— START —

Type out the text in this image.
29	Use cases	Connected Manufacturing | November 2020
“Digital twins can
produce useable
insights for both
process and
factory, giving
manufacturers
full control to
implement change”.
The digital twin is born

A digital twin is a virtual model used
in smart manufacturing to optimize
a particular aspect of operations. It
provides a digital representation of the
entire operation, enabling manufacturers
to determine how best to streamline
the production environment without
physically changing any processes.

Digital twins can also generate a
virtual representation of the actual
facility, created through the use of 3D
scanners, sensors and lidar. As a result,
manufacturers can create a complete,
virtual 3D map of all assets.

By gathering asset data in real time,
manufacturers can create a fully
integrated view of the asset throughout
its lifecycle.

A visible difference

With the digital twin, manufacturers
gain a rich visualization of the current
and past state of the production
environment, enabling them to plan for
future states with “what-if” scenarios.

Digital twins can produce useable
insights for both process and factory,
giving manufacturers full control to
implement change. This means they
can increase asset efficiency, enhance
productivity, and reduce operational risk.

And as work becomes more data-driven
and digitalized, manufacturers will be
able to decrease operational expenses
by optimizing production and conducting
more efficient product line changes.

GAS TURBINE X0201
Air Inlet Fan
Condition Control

— END —

**Goal**. Retype the listing exactly, in full.

**Answer to this task**.
Type out the text in this image.
29	Use cases	Connected Manufacturing | November 2020
“Digital twins can
produce useable
insights for both
process and
factory, giving
manufacturers
full control to
implement change”.
The digital twin is born

A digital twin is a virtual model used
in smart manufacturing to optimize
a particular aspect of operations. It
provides a digital representation of the
entire operation, enabling manufacturers
to determine how best to streamline
the production environment without
physically changing any processes.

Digital twins can also generate a
virtual representation of the actual
facility, created through the use of 3D
scanners, sensors and lidar. As a result,
manufacturers can create a complete,
virtual 3D map of all assets.

By gathering asset data in real time,
manufacturers can create a fully
integrated view of the asset throughout
its lifecycle.

A visible difference

With the digital twin, manufacturers
gain a rich visualization of the current
and past state of the production
environment, enabling them to plan for
future states with “what-if” scenarios.

Digital twins can produce useable
insights for both process and factory,
giving manufacturers full control to
implement change. This means they
can increase asset efficiency, enhance
productivity, and reduce operational risk.

And as work becomes more data-driven
and digitalized, manufacturers will be
able to decrease operational expenses
by optimizing production and conducting
more efficient product line changes.

GAS TURBINE X0201
Air Inlet Fan
Condition Control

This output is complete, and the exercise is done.